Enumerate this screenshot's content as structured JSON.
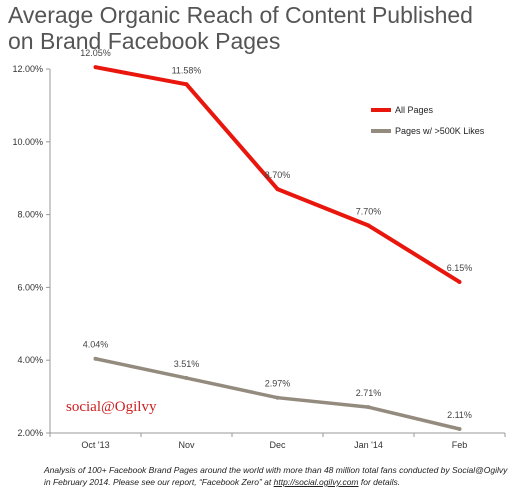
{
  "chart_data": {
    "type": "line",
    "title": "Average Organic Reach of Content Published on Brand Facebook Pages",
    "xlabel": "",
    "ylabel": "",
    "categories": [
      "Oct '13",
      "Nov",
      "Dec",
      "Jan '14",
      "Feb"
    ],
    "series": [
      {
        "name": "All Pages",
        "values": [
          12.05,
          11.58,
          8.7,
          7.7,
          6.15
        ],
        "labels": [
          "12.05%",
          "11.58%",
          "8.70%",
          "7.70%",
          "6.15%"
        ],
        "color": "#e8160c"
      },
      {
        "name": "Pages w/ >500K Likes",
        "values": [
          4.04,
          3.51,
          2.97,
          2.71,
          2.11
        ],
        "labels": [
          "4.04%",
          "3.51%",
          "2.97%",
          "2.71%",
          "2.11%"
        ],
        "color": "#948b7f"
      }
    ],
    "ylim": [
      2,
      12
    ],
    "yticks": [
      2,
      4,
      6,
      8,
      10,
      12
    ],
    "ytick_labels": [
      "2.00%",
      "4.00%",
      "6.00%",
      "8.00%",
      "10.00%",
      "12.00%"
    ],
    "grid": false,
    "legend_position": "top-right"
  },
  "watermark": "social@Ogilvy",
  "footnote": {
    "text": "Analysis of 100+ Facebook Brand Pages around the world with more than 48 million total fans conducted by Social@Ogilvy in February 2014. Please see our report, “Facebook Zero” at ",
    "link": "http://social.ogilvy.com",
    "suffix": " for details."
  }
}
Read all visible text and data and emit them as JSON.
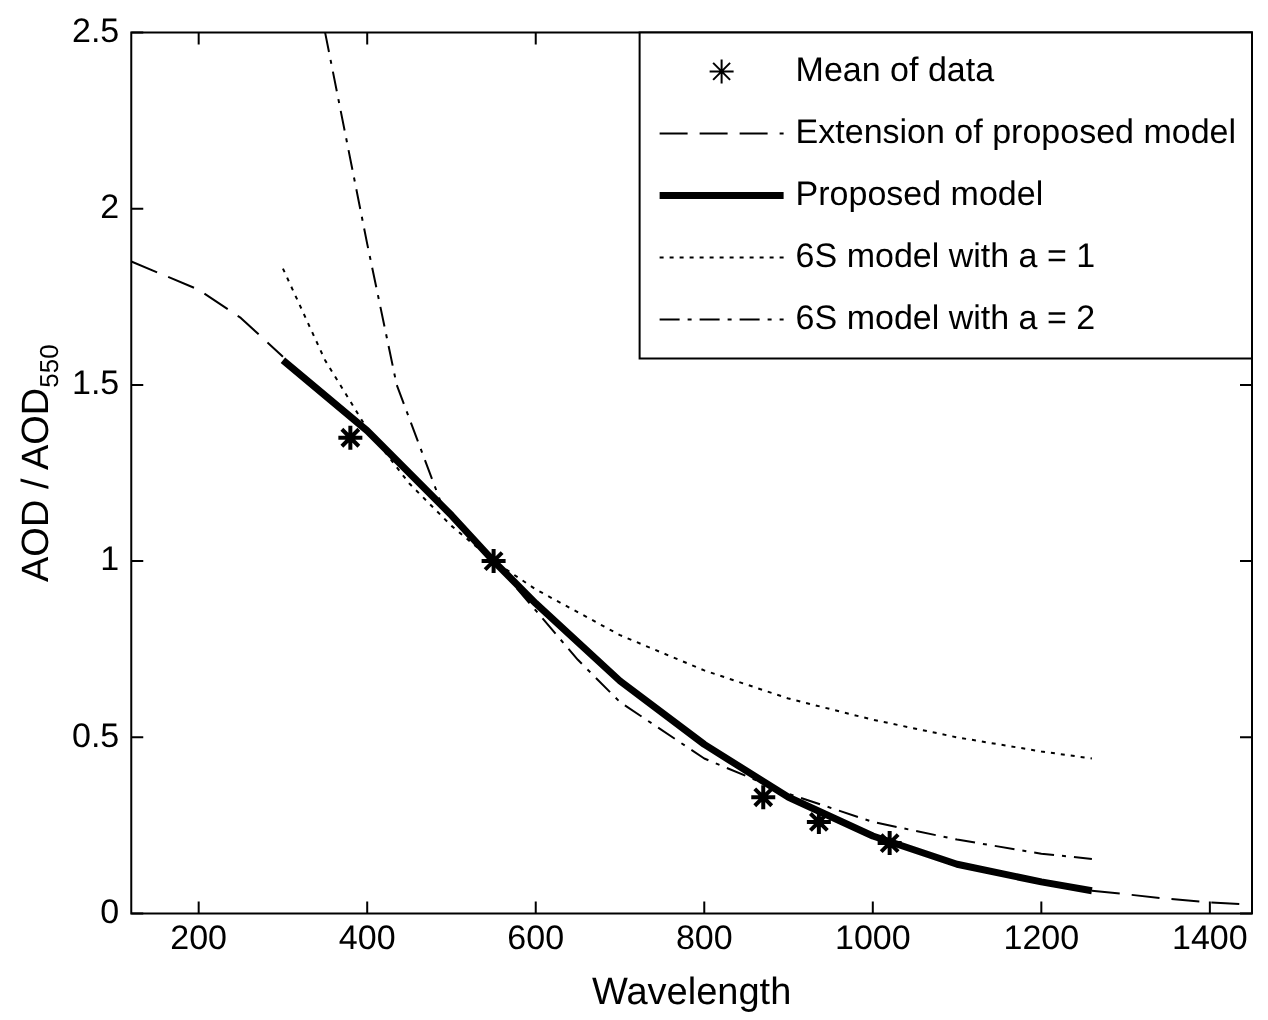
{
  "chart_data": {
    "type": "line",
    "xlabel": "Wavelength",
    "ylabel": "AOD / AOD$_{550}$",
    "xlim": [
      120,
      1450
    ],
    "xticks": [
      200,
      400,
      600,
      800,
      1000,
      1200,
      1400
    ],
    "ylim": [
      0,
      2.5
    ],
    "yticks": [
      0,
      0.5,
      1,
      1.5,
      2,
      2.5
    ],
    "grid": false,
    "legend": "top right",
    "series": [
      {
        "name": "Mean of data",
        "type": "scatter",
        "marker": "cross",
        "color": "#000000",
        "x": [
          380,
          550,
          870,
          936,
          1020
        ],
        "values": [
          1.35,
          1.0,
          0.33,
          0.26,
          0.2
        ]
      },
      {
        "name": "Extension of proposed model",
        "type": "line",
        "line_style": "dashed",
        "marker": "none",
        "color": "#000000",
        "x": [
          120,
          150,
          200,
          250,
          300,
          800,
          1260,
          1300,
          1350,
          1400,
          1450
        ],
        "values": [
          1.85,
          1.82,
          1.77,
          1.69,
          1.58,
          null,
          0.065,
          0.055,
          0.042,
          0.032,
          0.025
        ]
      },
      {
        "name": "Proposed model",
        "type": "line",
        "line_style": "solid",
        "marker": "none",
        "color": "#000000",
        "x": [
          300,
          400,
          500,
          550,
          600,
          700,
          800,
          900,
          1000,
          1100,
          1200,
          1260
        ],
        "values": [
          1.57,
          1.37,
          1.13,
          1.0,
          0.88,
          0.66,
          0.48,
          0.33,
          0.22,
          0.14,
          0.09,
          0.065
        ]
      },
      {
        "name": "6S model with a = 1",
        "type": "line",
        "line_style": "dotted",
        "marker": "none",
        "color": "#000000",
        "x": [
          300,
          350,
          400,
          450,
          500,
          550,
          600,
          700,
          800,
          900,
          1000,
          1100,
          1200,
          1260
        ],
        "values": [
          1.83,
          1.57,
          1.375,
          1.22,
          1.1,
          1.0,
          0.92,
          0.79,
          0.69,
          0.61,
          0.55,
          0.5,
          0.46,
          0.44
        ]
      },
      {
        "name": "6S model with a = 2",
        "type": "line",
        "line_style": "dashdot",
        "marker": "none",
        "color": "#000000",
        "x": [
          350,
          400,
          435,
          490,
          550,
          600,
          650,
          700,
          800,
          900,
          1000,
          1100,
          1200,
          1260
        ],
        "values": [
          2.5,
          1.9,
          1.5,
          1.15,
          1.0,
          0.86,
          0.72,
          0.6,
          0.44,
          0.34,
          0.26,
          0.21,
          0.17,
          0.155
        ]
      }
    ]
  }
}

▶ **What the task asks**:
Omitting all images, print the listing exactly.

▶ **Full solution**:
Enumerate this screenshot's content as structured JSON.
{
  "chart_data": {
    "type": "line",
    "title": "Average Organic Reach of Content Published on Brand Facebook Pages",
    "xlabel": "",
    "ylabel": "",
    "categories": [
      "Oct '13",
      "Nov",
      "Dec",
      "Jan '14",
      "Feb"
    ],
    "series": [
      {
        "name": "All Pages",
        "values": [
          12.05,
          11.58,
          8.7,
          7.7,
          6.15
        ],
        "labels": [
          "12.05%",
          "11.58%",
          "8.70%",
          "7.70%",
          "6.15%"
        ],
        "color": "#e8160c"
      },
      {
        "name": "Pages w/ >500K Likes",
        "values": [
          4.04,
          3.51,
          2.97,
          2.71,
          2.11
        ],
        "labels": [
          "4.04%",
          "3.51%",
          "2.97%",
          "2.71%",
          "2.11%"
        ],
        "color": "#948b7f"
      }
    ],
    "ylim": [
      2,
      12
    ],
    "yticks": [
      2,
      4,
      6,
      8,
      10,
      12
    ],
    "ytick_labels": [
      "2.00%",
      "4.00%",
      "6.00%",
      "8.00%",
      "10.00%",
      "12.00%"
    ],
    "grid": false,
    "legend_position": "top-right"
  },
  "watermark": "social@Ogilvy",
  "footnote": {
    "text": "Analysis of 100+ Facebook Brand Pages around the world with more than 48 million total fans conducted by Social@Ogilvy in February 2014. Please see our report, “Facebook Zero” at ",
    "link": "http://social.ogilvy.com",
    "suffix": " for details."
  }
}
Read all visible text and data and emit them as JSON.
{
  "chart_data": {
    "type": "line",
    "xlabel": "Wavelength",
    "ylabel": "AOD / AOD$_{550}$",
    "xlim": [
      120,
      1450
    ],
    "xticks": [
      200,
      400,
      600,
      800,
      1000,
      1200,
      1400
    ],
    "ylim": [
      0,
      2.5
    ],
    "yticks": [
      0,
      0.5,
      1,
      1.5,
      2,
      2.5
    ],
    "grid": false,
    "legend": "top right",
    "series": [
      {
        "name": "Mean of data",
        "type": "scatter",
        "marker": "cross",
        "color": "#000000",
        "x": [
          380,
          550,
          870,
          936,
          1020
        ],
        "values": [
          1.35,
          1.0,
          0.33,
          0.26,
          0.2
        ]
      },
      {
        "name": "Extension of proposed model",
        "type": "line",
        "line_style": "dashed",
        "marker": "none",
        "color": "#000000",
        "x": [
          120,
          150,
          200,
          250,
          300,
          800,
          1260,
          1300,
          1350,
          1400,
          1450
        ],
        "values": [
          1.85,
          1.82,
          1.77,
          1.69,
          1.58,
          null,
          0.065,
          0.055,
          0.042,
          0.032,
          0.025
        ]
      },
      {
        "name": "Proposed model",
        "type": "line",
        "line_style": "solid",
        "marker": "none",
        "color": "#000000",
        "x": [
          300,
          400,
          500,
          550,
          600,
          700,
          800,
          900,
          1000,
          1100,
          1200,
          1260
        ],
        "values": [
          1.57,
          1.37,
          1.13,
          1.0,
          0.88,
          0.66,
          0.48,
          0.33,
          0.22,
          0.14,
          0.09,
          0.065
        ]
      },
      {
        "name": "6S model with a = 1",
        "type": "line",
        "line_style": "dotted",
        "marker": "none",
        "color": "#000000",
        "x": [
          300,
          350,
          400,
          450,
          500,
          550,
          600,
          700,
          800,
          900,
          1000,
          1100,
          1200,
          1260
        ],
        "values": [
          1.83,
          1.57,
          1.375,
          1.22,
          1.1,
          1.0,
          0.92,
          0.79,
          0.69,
          0.61,
          0.55,
          0.5,
          0.46,
          0.44
        ]
      },
      {
        "name": "6S model with a = 2",
        "type": "line",
        "line_style": "dashdot",
        "marker": "none",
        "color": "#000000",
        "x": [
          350,
          400,
          435,
          490,
          550,
          600,
          650,
          700,
          800,
          900,
          1000,
          1100,
          1200,
          1260
        ],
        "values": [
          2.5,
          1.9,
          1.5,
          1.15,
          1.0,
          0.86,
          0.72,
          0.6,
          0.44,
          0.34,
          0.26,
          0.21,
          0.17,
          0.155
        ]
      }
    ]
  }
}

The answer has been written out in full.